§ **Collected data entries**

'''

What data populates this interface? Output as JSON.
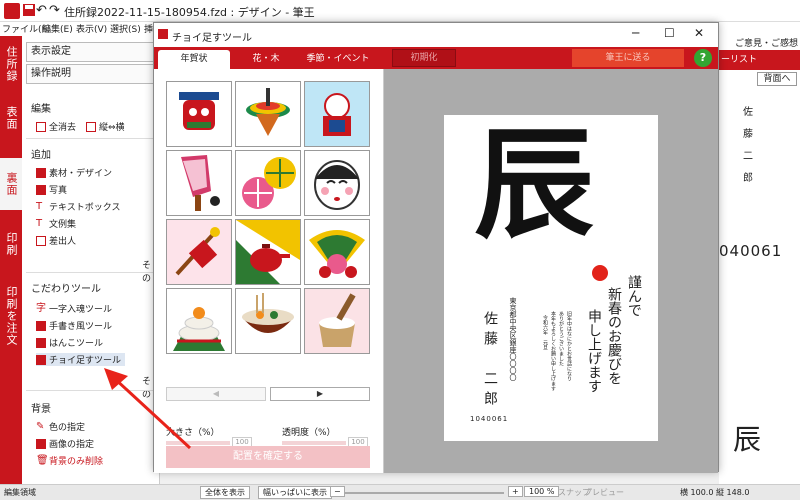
{
  "window": {
    "title": "住所録2022-11-15-180954.fzd : デザイン - 筆王"
  },
  "menu": [
    "ファイル(F)",
    "編集(E)",
    "表示(V)",
    "選択(S)",
    "挿"
  ],
  "top_right": {
    "feedback": "ご意見・ご感想"
  },
  "left_tabs": [
    "住所録",
    "表面",
    "裏面",
    "印刷",
    "印刷を注文"
  ],
  "left_panel": {
    "display_settings": "表示設定",
    "operation_guide": "操作説明",
    "edit_head": "編集",
    "delete_all": "全消去",
    "vertical_horizontal": "縦⇔横",
    "add_head": "追加",
    "add_items": [
      "素材・デザイン",
      "写真",
      "テキストボックス",
      "文例集",
      "差出人"
    ],
    "other": "その",
    "special_head": "こだわりツール",
    "special_items": [
      "一字入魂ツール",
      "手書き風ツール",
      "はんこツール",
      "チョイ足すツール"
    ],
    "other2": "その",
    "background_head": "背景",
    "background_items": [
      "色の指定",
      "画像の指定",
      "背景のみ削除"
    ]
  },
  "dialog": {
    "title": "チョイ足すツール",
    "tabs": [
      "年賀状",
      "花・木",
      "季節・イベント"
    ],
    "init_button": "初期化",
    "send_button": "筆王に送る",
    "help": "?",
    "size_label": "大きさ（%）",
    "size_value": "100",
    "opacity_label": "透明度（%）",
    "opacity_value": "100",
    "confirm_button": "配置を確定する",
    "nav_prev": "◀",
    "nav_next": "▶"
  },
  "card": {
    "big_char": "辰",
    "greeting": [
      "謹んで",
      "新春のお慶びを",
      "申し上げます"
    ],
    "message": [
      "旧年中はなにかとお世話になり",
      "ありがとうございました",
      "本年もよろしくお願い申し上げます",
      "令和六年　元旦"
    ],
    "address": "東京都中央区銀座〇〇〇〇",
    "name": "佐藤　二郎",
    "postal": "1040061"
  },
  "right_panel": {
    "list_label": "ーリスト",
    "back_button": "背面へ",
    "name_chars": [
      "佐",
      "藤",
      "二",
      "郎"
    ],
    "postal": "040061",
    "big_char": "辰"
  },
  "status": {
    "area": "編集領域",
    "fit_all": "全体を表示",
    "fit_width": "幅いっぱいに表示",
    "minus": "−",
    "plus": "+",
    "zoom": "100 %",
    "snap": "スナップ",
    "preview": "プレビュー",
    "size": "横 100.0 縦 148.0"
  },
  "colors": {
    "brand_red": "#c8161d",
    "send_green": "#33a532"
  }
}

'''

§ **YOUR INSTRUCTIONS**
Without the pictures, restate all of the entries above verbatim.

§ **FINAL RESULT**
What data populates this interface? Output as JSON.
{
  "window": {
    "title": "住所録2022-11-15-180954.fzd : デザイン - 筆王"
  },
  "menu": [
    "ファイル(F)",
    "編集(E)",
    "表示(V)",
    "選択(S)",
    "挿"
  ],
  "top_right": {
    "feedback": "ご意見・ご感想"
  },
  "left_tabs": [
    "住所録",
    "表面",
    "裏面",
    "印刷",
    "印刷を注文"
  ],
  "left_panel": {
    "display_settings": "表示設定",
    "operation_guide": "操作説明",
    "edit_head": "編集",
    "delete_all": "全消去",
    "vertical_horizontal": "縦⇔横",
    "add_head": "追加",
    "add_items": [
      "素材・デザイン",
      "写真",
      "テキストボックス",
      "文例集",
      "差出人"
    ],
    "other": "その",
    "special_head": "こだわりツール",
    "special_items": [
      "一字入魂ツール",
      "手書き風ツール",
      "はんこツール",
      "チョイ足すツール"
    ],
    "other2": "その",
    "background_head": "背景",
    "background_items": [
      "色の指定",
      "画像の指定",
      "背景のみ削除"
    ]
  },
  "dialog": {
    "title": "チョイ足すツール",
    "tabs": [
      "年賀状",
      "花・木",
      "季節・イベント"
    ],
    "init_button": "初期化",
    "send_button": "筆王に送る",
    "help": "?",
    "size_label": "大きさ（%）",
    "size_value": "100",
    "opacity_label": "透明度（%）",
    "opacity_value": "100",
    "confirm_button": "配置を確定する",
    "nav_prev": "◀",
    "nav_next": "▶"
  },
  "card": {
    "big_char": "辰",
    "greeting": [
      "謹んで",
      "新春のお慶びを",
      "申し上げます"
    ],
    "message": [
      "旧年中はなにかとお世話になり",
      "ありがとうございました",
      "本年もよろしくお願い申し上げます",
      "令和六年　元旦"
    ],
    "address": "東京都中央区銀座〇〇〇〇",
    "name": "佐藤　二郎",
    "postal": "1040061"
  },
  "right_panel": {
    "list_label": "ーリスト",
    "back_button": "背面へ",
    "name_chars": [
      "佐",
      "藤",
      "二",
      "郎"
    ],
    "postal": "040061",
    "big_char": "辰"
  },
  "status": {
    "area": "編集領域",
    "fit_all": "全体を表示",
    "fit_width": "幅いっぱいに表示",
    "minus": "−",
    "plus": "+",
    "zoom": "100 %",
    "snap": "スナップ",
    "preview": "プレビュー",
    "size": "横 100.0 縦 148.0"
  },
  "colors": {
    "brand_red": "#c8161d",
    "send_green": "#33a532"
  }
}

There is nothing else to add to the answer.